# Work to do
Retype the whole listing verbatim and keep the pictures out of it.

## START Records for processing

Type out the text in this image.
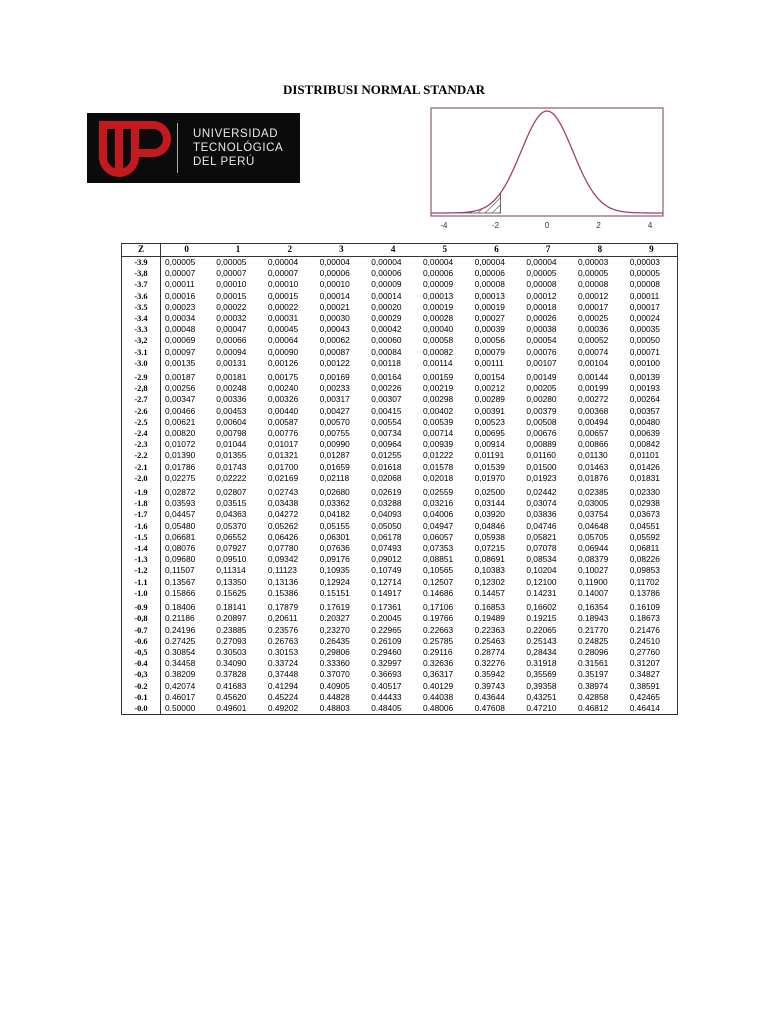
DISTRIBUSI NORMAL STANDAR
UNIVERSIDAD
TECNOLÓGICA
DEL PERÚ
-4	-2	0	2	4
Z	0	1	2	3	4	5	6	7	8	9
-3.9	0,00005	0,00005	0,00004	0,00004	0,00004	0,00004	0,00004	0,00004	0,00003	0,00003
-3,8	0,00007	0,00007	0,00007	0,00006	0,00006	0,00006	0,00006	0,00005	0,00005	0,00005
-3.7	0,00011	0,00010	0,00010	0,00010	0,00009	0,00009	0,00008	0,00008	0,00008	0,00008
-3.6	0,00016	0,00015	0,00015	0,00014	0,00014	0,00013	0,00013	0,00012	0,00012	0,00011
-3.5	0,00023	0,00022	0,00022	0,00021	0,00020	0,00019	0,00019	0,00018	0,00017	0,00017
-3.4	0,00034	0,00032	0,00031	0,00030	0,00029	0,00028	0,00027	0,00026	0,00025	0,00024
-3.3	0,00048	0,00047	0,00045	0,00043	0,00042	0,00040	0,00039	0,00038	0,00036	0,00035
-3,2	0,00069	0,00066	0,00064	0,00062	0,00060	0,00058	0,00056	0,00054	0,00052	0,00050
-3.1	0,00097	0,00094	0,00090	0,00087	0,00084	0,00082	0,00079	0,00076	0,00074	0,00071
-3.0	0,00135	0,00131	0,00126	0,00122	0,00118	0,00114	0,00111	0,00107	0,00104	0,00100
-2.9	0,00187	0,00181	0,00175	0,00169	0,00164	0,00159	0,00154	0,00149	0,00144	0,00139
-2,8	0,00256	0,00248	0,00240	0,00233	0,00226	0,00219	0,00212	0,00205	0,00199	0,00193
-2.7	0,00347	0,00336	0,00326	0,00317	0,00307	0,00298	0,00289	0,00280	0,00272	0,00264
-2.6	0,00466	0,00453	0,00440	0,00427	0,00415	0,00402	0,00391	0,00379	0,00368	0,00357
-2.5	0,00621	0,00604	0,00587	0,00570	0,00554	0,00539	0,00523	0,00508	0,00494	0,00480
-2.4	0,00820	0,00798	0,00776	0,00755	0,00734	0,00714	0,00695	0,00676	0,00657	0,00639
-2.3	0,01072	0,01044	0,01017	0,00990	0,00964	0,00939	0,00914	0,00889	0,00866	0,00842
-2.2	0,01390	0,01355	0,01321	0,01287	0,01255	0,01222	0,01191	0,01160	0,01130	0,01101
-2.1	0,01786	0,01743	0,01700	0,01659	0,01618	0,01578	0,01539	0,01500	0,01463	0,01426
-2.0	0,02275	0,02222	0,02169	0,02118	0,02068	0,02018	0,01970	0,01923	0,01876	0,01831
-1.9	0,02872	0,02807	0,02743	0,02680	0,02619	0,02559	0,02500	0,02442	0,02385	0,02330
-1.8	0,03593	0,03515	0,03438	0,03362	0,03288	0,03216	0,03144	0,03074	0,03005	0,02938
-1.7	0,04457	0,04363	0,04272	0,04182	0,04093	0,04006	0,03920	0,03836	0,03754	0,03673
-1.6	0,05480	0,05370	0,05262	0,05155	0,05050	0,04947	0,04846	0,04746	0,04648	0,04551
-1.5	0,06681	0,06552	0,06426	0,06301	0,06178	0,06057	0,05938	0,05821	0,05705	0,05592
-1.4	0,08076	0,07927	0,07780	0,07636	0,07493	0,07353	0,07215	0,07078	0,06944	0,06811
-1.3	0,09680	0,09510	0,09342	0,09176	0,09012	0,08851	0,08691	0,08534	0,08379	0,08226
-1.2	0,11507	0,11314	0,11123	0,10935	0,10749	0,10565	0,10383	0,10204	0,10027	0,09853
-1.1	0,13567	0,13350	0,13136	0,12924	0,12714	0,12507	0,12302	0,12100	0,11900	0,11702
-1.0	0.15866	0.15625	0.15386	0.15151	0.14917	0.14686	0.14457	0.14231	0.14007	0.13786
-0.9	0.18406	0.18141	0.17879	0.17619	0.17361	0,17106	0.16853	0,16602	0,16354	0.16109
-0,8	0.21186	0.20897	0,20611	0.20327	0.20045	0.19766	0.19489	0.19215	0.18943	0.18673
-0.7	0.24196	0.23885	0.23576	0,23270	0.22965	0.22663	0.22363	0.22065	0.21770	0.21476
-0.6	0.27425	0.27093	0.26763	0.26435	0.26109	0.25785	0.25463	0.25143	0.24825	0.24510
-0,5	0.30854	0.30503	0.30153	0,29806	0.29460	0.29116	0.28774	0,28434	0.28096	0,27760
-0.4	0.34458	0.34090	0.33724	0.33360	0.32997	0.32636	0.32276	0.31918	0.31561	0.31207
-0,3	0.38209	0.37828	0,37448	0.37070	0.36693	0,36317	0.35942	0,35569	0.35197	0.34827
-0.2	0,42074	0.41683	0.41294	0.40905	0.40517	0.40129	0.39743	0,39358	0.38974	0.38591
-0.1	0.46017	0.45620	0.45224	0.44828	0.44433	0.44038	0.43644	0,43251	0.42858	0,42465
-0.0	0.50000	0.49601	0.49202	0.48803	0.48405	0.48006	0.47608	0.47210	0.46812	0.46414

## END Records for processing

# Task result
Type out the text in this image.
DISTRIBUSI NORMAL STANDAR
UNIVERSIDAD
TECNOLÓGICA
DEL PERÚ
-4	-2	0	2	4
Z	0	1	2	3	4	5	6	7	8	9
-3.9	0,00005	0,00005	0,00004	0,00004	0,00004	0,00004	0,00004	0,00004	0,00003	0,00003
-3,8	0,00007	0,00007	0,00007	0,00006	0,00006	0,00006	0,00006	0,00005	0,00005	0,00005
-3.7	0,00011	0,00010	0,00010	0,00010	0,00009	0,00009	0,00008	0,00008	0,00008	0,00008
-3.6	0,00016	0,00015	0,00015	0,00014	0,00014	0,00013	0,00013	0,00012	0,00012	0,00011
-3.5	0,00023	0,00022	0,00022	0,00021	0,00020	0,00019	0,00019	0,00018	0,00017	0,00017
-3.4	0,00034	0,00032	0,00031	0,00030	0,00029	0,00028	0,00027	0,00026	0,00025	0,00024
-3.3	0,00048	0,00047	0,00045	0,00043	0,00042	0,00040	0,00039	0,00038	0,00036	0,00035
-3,2	0,00069	0,00066	0,00064	0,00062	0,00060	0,00058	0,00056	0,00054	0,00052	0,00050
-3.1	0,00097	0,00094	0,00090	0,00087	0,00084	0,00082	0,00079	0,00076	0,00074	0,00071
-3.0	0,00135	0,00131	0,00126	0,00122	0,00118	0,00114	0,00111	0,00107	0,00104	0,00100
-2.9	0,00187	0,00181	0,00175	0,00169	0,00164	0,00159	0,00154	0,00149	0,00144	0,00139
-2,8	0,00256	0,00248	0,00240	0,00233	0,00226	0,00219	0,00212	0,00205	0,00199	0,00193
-2.7	0,00347	0,00336	0,00326	0,00317	0,00307	0,00298	0,00289	0,00280	0,00272	0,00264
-2.6	0,00466	0,00453	0,00440	0,00427	0,00415	0,00402	0,00391	0,00379	0,00368	0,00357
-2.5	0,00621	0,00604	0,00587	0,00570	0,00554	0,00539	0,00523	0,00508	0,00494	0,00480
-2.4	0,00820	0,00798	0,00776	0,00755	0,00734	0,00714	0,00695	0,00676	0,00657	0,00639
-2.3	0,01072	0,01044	0,01017	0,00990	0,00964	0,00939	0,00914	0,00889	0,00866	0,00842
-2.2	0,01390	0,01355	0,01321	0,01287	0,01255	0,01222	0,01191	0,01160	0,01130	0,01101
-2.1	0,01786	0,01743	0,01700	0,01659	0,01618	0,01578	0,01539	0,01500	0,01463	0,01426
-2.0	0,02275	0,02222	0,02169	0,02118	0,02068	0,02018	0,01970	0,01923	0,01876	0,01831
-1.9	0,02872	0,02807	0,02743	0,02680	0,02619	0,02559	0,02500	0,02442	0,02385	0,02330
-1.8	0,03593	0,03515	0,03438	0,03362	0,03288	0,03216	0,03144	0,03074	0,03005	0,02938
-1.7	0,04457	0,04363	0,04272	0,04182	0,04093	0,04006	0,03920	0,03836	0,03754	0,03673
-1.6	0,05480	0,05370	0,05262	0,05155	0,05050	0,04947	0,04846	0,04746	0,04648	0,04551
-1.5	0,06681	0,06552	0,06426	0,06301	0,06178	0,06057	0,05938	0,05821	0,05705	0,05592
-1.4	0,08076	0,07927	0,07780	0,07636	0,07493	0,07353	0,07215	0,07078	0,06944	0,06811
-1.3	0,09680	0,09510	0,09342	0,09176	0,09012	0,08851	0,08691	0,08534	0,08379	0,08226
-1.2	0,11507	0,11314	0,11123	0,10935	0,10749	0,10565	0,10383	0,10204	0,10027	0,09853
-1.1	0,13567	0,13350	0,13136	0,12924	0,12714	0,12507	0,12302	0,12100	0,11900	0,11702
-1.0	0.15866	0.15625	0.15386	0.15151	0.14917	0.14686	0.14457	0.14231	0.14007	0.13786
-0.9	0.18406	0.18141	0.17879	0.17619	0.17361	0,17106	0.16853	0,16602	0,16354	0.16109
-0,8	0.21186	0.20897	0,20611	0.20327	0.20045	0.19766	0.19489	0.19215	0.18943	0.18673
-0.7	0.24196	0.23885	0.23576	0,23270	0.22965	0.22663	0.22363	0.22065	0.21770	0.21476
-0.6	0.27425	0.27093	0.26763	0.26435	0.26109	0.25785	0.25463	0.25143	0.24825	0.24510
-0,5	0.30854	0.30503	0.30153	0,29806	0.29460	0.29116	0.28774	0,28434	0.28096	0,27760
-0.4	0.34458	0.34090	0.33724	0.33360	0.32997	0.32636	0.32276	0.31918	0.31561	0.31207
-0,3	0.38209	0.37828	0,37448	0.37070	0.36693	0,36317	0.35942	0,35569	0.35197	0.34827
-0.2	0,42074	0.41683	0.41294	0.40905	0.40517	0.40129	0.39743	0,39358	0.38974	0.38591
-0.1	0.46017	0.45620	0.45224	0.44828	0.44433	0.44038	0.43644	0,43251	0.42858	0,42465
-0.0	0.50000	0.49601	0.49202	0.48803	0.48405	0.48006	0.47608	0.47210	0.46812	0.46414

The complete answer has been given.